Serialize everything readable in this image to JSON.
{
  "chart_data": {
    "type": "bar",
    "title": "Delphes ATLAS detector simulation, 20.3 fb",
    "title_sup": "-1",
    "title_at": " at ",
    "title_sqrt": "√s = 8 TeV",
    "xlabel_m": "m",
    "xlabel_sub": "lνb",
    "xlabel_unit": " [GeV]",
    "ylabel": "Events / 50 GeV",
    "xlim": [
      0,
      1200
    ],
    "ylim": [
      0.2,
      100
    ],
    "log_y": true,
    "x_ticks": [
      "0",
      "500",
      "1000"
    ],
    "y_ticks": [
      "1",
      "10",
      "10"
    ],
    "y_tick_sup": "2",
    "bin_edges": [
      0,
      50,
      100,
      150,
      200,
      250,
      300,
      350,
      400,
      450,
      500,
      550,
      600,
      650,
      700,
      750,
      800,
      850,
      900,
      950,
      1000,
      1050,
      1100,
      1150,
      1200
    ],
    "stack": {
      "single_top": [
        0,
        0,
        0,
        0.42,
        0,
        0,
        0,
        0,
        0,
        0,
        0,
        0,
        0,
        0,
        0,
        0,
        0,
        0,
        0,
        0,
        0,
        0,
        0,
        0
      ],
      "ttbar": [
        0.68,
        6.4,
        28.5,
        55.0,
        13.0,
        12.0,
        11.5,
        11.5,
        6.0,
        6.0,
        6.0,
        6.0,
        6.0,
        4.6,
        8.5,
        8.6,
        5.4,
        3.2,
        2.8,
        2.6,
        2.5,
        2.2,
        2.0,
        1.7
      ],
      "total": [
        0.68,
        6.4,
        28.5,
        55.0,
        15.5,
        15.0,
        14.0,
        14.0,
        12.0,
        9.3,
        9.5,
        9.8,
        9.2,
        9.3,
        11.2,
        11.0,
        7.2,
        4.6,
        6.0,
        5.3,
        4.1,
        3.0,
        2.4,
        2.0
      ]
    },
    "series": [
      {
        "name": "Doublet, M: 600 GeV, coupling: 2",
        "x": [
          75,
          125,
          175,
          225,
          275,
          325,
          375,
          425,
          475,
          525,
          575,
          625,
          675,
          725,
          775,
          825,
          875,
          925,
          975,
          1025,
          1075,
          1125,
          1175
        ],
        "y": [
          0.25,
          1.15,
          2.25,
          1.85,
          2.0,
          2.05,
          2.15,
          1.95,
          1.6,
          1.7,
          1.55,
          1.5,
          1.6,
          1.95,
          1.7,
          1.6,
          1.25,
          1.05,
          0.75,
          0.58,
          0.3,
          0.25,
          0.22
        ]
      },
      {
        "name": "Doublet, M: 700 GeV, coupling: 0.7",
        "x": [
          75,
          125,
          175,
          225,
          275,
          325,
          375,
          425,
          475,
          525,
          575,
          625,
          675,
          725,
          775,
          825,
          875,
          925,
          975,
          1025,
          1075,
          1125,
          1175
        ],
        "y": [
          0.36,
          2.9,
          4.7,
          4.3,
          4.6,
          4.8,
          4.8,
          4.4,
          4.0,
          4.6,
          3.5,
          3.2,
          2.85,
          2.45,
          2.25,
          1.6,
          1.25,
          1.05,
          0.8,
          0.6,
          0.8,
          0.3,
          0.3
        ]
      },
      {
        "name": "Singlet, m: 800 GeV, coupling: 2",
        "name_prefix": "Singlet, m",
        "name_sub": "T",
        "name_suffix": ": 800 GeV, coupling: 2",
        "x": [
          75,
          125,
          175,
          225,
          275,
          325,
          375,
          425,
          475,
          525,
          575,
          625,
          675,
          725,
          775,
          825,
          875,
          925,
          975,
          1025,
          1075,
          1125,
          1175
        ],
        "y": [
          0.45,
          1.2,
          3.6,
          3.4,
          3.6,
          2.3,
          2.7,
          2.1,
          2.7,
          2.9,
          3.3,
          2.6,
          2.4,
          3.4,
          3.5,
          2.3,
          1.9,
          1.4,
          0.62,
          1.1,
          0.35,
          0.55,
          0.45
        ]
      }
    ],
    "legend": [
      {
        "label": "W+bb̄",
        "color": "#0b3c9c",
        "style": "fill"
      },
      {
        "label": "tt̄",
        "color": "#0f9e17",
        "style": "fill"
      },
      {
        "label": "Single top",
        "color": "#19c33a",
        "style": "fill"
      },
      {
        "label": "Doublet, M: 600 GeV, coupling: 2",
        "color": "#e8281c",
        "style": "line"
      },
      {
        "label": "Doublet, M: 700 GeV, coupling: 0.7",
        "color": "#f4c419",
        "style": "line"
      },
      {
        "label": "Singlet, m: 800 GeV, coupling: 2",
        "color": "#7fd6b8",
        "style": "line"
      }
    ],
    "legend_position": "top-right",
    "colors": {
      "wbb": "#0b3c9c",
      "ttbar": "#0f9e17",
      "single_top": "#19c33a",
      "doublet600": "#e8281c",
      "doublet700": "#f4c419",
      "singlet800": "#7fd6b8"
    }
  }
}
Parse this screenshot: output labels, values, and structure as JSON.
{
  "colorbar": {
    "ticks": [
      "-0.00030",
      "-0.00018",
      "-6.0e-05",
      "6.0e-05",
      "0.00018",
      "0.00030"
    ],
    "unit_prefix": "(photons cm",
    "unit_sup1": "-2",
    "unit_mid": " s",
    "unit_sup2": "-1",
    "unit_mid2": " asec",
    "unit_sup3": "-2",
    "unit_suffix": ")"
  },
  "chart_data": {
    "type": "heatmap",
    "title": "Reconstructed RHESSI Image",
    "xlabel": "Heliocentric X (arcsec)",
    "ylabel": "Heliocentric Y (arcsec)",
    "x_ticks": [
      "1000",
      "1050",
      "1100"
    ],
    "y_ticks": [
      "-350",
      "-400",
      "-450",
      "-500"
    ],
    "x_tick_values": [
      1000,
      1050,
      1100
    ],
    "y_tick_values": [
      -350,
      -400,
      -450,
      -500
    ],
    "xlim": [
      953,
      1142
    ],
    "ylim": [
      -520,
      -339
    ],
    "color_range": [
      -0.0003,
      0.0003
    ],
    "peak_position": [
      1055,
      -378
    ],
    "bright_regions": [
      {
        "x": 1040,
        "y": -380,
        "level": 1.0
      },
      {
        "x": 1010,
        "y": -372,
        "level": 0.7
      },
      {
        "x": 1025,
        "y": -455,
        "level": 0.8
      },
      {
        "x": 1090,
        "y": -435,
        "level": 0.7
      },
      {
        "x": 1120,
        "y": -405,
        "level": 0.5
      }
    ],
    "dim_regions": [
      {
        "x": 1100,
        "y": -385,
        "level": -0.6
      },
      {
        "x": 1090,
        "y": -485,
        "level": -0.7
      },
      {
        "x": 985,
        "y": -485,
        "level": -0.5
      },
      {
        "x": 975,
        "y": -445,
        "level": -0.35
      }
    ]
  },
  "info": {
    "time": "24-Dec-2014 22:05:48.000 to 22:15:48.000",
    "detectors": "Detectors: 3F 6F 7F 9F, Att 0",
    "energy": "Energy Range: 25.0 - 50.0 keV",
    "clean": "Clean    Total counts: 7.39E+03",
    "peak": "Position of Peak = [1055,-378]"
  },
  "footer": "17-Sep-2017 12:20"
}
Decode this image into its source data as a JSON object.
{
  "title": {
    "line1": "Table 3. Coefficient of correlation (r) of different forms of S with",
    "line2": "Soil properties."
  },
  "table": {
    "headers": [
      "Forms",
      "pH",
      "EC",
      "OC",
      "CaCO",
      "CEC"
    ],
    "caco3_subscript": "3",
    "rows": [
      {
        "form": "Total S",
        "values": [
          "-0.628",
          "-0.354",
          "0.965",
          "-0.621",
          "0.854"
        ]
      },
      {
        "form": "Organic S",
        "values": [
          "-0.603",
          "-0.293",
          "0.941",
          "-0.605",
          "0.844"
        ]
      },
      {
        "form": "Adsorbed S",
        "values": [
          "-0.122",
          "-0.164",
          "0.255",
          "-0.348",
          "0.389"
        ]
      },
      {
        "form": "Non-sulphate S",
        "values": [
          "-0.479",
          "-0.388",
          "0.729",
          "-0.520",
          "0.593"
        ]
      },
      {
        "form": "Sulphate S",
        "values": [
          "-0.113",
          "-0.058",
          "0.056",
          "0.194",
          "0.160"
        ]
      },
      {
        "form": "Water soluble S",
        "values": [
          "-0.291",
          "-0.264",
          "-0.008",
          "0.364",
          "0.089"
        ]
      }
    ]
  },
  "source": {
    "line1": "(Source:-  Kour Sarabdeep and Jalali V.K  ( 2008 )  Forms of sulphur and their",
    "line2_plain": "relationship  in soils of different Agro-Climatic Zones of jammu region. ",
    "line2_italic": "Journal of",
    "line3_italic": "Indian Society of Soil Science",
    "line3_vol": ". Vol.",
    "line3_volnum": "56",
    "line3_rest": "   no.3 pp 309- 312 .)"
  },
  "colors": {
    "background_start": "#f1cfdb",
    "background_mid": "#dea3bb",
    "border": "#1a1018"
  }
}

──────

WHAT TO DO —
Pick out every line above that contains the word "Heliocentric" and copy it.

SOLUTION —
    "xlabel": "Heliocentric X (arcsec)",
    "ylabel": "Heliocentric Y (arcsec)",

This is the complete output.